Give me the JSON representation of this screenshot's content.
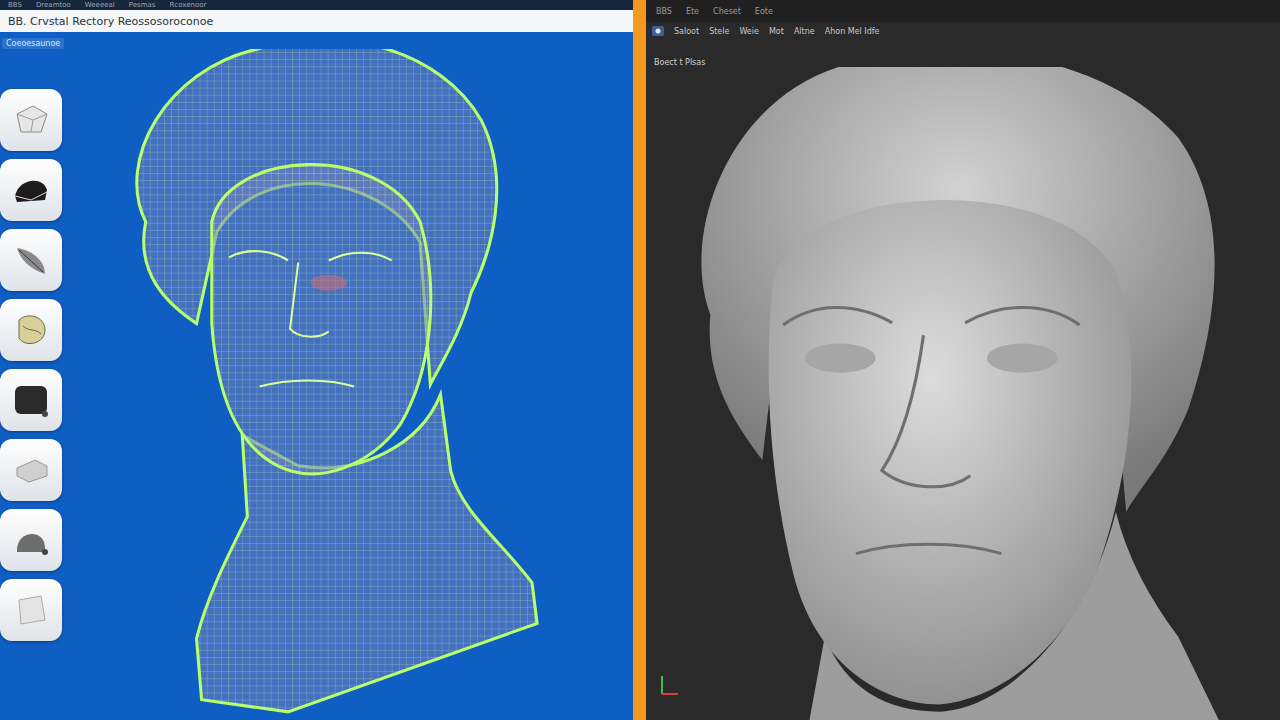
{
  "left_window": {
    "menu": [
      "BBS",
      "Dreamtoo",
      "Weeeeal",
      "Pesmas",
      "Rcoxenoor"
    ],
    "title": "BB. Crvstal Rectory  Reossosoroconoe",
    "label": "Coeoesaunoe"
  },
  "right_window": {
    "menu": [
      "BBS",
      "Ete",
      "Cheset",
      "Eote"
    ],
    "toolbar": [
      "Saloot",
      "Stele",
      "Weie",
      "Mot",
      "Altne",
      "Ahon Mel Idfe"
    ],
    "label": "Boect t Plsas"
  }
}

━━━━━━━━━━

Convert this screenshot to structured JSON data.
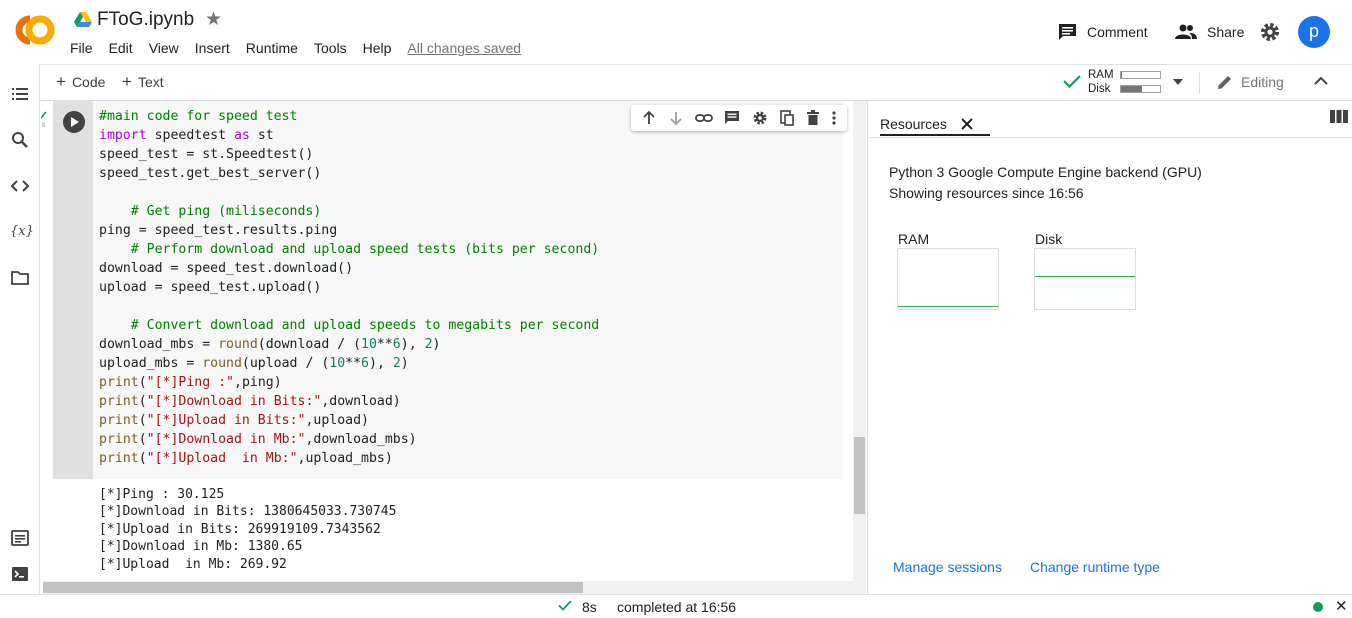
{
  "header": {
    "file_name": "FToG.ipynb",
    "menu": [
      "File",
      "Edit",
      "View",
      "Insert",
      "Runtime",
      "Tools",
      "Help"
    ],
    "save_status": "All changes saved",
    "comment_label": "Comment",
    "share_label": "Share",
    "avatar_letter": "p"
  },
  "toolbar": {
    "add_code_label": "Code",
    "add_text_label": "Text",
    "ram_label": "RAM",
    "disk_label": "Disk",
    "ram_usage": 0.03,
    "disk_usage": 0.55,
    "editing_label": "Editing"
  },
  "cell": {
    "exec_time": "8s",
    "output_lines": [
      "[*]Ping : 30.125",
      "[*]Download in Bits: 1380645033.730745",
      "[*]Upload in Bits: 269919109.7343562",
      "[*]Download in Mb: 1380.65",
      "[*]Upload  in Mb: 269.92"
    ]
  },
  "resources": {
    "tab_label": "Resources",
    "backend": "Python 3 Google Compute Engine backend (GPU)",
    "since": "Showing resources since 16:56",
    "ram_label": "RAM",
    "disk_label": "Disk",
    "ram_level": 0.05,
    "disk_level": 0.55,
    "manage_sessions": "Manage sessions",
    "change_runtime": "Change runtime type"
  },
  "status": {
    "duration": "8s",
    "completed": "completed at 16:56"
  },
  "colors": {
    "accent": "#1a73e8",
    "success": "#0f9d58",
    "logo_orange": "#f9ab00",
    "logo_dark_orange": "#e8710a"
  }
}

━━━━━━━━━━

# Exercise:
Identify lines with the string "this". Copy each one.

# Task answer:
Give me the JSON representation of this screenshot's content.
Convert this screenshot to structured JSON data.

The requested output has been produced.